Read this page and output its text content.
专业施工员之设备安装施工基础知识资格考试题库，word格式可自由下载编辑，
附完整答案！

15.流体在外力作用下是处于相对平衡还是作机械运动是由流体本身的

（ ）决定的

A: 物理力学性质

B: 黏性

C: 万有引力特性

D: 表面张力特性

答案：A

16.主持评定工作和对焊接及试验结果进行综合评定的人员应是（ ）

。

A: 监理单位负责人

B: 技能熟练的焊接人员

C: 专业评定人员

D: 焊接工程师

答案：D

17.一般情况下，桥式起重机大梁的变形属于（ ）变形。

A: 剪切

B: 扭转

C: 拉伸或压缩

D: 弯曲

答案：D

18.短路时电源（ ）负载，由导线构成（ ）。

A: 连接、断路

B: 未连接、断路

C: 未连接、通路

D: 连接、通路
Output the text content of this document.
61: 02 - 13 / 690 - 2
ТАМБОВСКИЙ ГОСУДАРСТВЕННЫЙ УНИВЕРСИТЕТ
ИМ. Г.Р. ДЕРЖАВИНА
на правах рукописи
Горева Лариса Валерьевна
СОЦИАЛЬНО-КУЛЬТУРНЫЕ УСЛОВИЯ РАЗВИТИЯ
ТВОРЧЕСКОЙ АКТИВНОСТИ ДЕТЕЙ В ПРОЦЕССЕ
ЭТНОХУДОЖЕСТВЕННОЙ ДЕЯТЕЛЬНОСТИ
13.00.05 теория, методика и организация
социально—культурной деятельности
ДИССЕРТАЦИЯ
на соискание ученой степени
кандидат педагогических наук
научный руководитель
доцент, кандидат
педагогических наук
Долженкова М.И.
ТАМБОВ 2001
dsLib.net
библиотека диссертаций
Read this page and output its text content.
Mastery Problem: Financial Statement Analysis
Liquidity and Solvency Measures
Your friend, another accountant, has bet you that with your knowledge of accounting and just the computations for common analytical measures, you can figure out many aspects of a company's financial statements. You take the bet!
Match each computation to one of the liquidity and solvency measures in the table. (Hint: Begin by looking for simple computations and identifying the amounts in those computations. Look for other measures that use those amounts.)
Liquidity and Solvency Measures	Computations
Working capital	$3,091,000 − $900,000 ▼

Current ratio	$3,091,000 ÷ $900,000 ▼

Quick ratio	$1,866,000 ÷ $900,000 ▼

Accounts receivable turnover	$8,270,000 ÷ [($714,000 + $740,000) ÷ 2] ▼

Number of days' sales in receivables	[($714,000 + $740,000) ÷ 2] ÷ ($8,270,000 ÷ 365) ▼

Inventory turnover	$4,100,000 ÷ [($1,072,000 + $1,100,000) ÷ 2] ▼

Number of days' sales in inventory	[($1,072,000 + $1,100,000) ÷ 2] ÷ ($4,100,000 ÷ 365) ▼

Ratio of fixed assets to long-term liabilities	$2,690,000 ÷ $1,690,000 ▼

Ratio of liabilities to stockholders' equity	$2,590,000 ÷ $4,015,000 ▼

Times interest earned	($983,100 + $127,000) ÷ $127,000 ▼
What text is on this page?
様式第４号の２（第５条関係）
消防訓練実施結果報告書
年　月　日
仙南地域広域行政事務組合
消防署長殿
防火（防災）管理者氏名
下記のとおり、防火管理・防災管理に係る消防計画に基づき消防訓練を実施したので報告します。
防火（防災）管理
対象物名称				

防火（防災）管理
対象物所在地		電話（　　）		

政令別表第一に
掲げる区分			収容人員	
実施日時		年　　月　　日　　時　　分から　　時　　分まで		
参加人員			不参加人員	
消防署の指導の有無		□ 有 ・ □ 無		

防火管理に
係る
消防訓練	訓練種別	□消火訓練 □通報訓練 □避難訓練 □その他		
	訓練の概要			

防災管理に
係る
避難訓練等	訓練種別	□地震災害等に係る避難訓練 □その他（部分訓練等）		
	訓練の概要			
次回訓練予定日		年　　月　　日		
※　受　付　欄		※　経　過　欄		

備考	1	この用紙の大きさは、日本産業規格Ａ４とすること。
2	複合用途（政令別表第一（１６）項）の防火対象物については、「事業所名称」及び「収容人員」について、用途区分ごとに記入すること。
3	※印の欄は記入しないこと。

PROBLEM DESCRIPTION
Return each entry from the material above exactly as it appears.

WRITTEN ANSWER
Read this page and output its text content.
专业施工员之设备安装施工基础知识资格考试题库，word格式可自由下载编辑，
附完整答案！

15.流体在外力作用下是处于相对平衡还是作机械运动是由流体本身的

（ ）决定的

A: 物理力学性质

B: 黏性

C: 万有引力特性

D: 表面张力特性

答案：A

16.主持评定工作和对焊接及试验结果进行综合评定的人员应是（ ）

。

A: 监理单位负责人

B: 技能熟练的焊接人员

C: 专业评定人员

D: 焊接工程师

答案：D

17.一般情况下，桥式起重机大梁的变形属于（ ）变形。

A: 剪切

B: 扭转

C: 拉伸或压缩

D: 弯曲

答案：D

18.短路时电源（ ）负载，由导线构成（ ）。

A: 连接、断路

B: 未连接、断路

C: 未连接、通路

D: 连接、通路
Output the text content of this document.
61: 02 - 13 / 690 - 2
ТАМБОВСКИЙ ГОСУДАРСТВЕННЫЙ УНИВЕРСИТЕТ
ИМ. Г.Р. ДЕРЖАВИНА
на правах рукописи
Горева Лариса Валерьевна
СОЦИАЛЬНО-КУЛЬТУРНЫЕ УСЛОВИЯ РАЗВИТИЯ
ТВОРЧЕСКОЙ АКТИВНОСТИ ДЕТЕЙ В ПРОЦЕССЕ
ЭТНОХУДОЖЕСТВЕННОЙ ДЕЯТЕЛЬНОСТИ
13.00.05 теория, методика и организация
социально—культурной деятельности
ДИССЕРТАЦИЯ
на соискание ученой степени
кандидат педагогических наук
научный руководитель
доцент, кандидат
педагогических наук
Долженкова М.И.
ТАМБОВ 2001
dsLib.net
библиотека диссертаций
Read this page and output its text content.
Mastery Problem: Financial Statement Analysis
Liquidity and Solvency Measures
Your friend, another accountant, has bet you that with your knowledge of accounting and just the computations for common analytical measures, you can figure out many aspects of a company's financial statements. You take the bet!
Match each computation to one of the liquidity and solvency measures in the table. (Hint: Begin by looking for simple computations and identifying the amounts in those computations. Look for other measures that use those amounts.)
Liquidity and Solvency Measures	Computations
Working capital	$3,091,000 − $900,000 ▼

Current ratio	$3,091,000 ÷ $900,000 ▼

Quick ratio	$1,866,000 ÷ $900,000 ▼

Accounts receivable turnover	$8,270,000 ÷ [($714,000 + $740,000) ÷ 2] ▼

Number of days' sales in receivables	[($714,000 + $740,000) ÷ 2] ÷ ($8,270,000 ÷ 365) ▼

Inventory turnover	$4,100,000 ÷ [($1,072,000 + $1,100,000) ÷ 2] ▼

Number of days' sales in inventory	[($1,072,000 + $1,100,000) ÷ 2] ÷ ($4,100,000 ÷ 365) ▼

Ratio of fixed assets to long-term liabilities	$2,690,000 ÷ $1,690,000 ▼

Ratio of liabilities to stockholders' equity	$2,590,000 ÷ $4,015,000 ▼

Times interest earned	($983,100 + $127,000) ÷ $127,000 ▼
What text is on this page?
様式第４号の２（第５条関係）
消防訓練実施結果報告書
年　月　日
仙南地域広域行政事務組合
消防署長殿
防火（防災）管理者氏名
下記のとおり、防火管理・防災管理に係る消防計画に基づき消防訓練を実施したので報告します。
防火（防災）管理
対象物名称				

防火（防災）管理
対象物所在地		電話（　　）		

政令別表第一に
掲げる区分			収容人員	
実施日時		年　　月　　日　　時　　分から　　時　　分まで		
参加人員			不参加人員	
消防署の指導の有無		□ 有 ・ □ 無		

防火管理に
係る
消防訓練	訓練種別	□消火訓練 □通報訓練 □避難訓練 □その他		
	訓練の概要			

防災管理に
係る
避難訓練等	訓練種別	□地震災害等に係る避難訓練 □その他（部分訓練等）		
	訓練の概要			
次回訓練予定日		年　　月　　日		
※　受　付　欄		※　経　過　欄		

備考	1	この用紙の大きさは、日本産業規格Ａ４とすること。
2	複合用途（政令別表第一（１６）項）の防火対象物については、「事業所名称」及び「収容人員」について、用途区分ごとに記入すること。
3	※印の欄は記入しないこと。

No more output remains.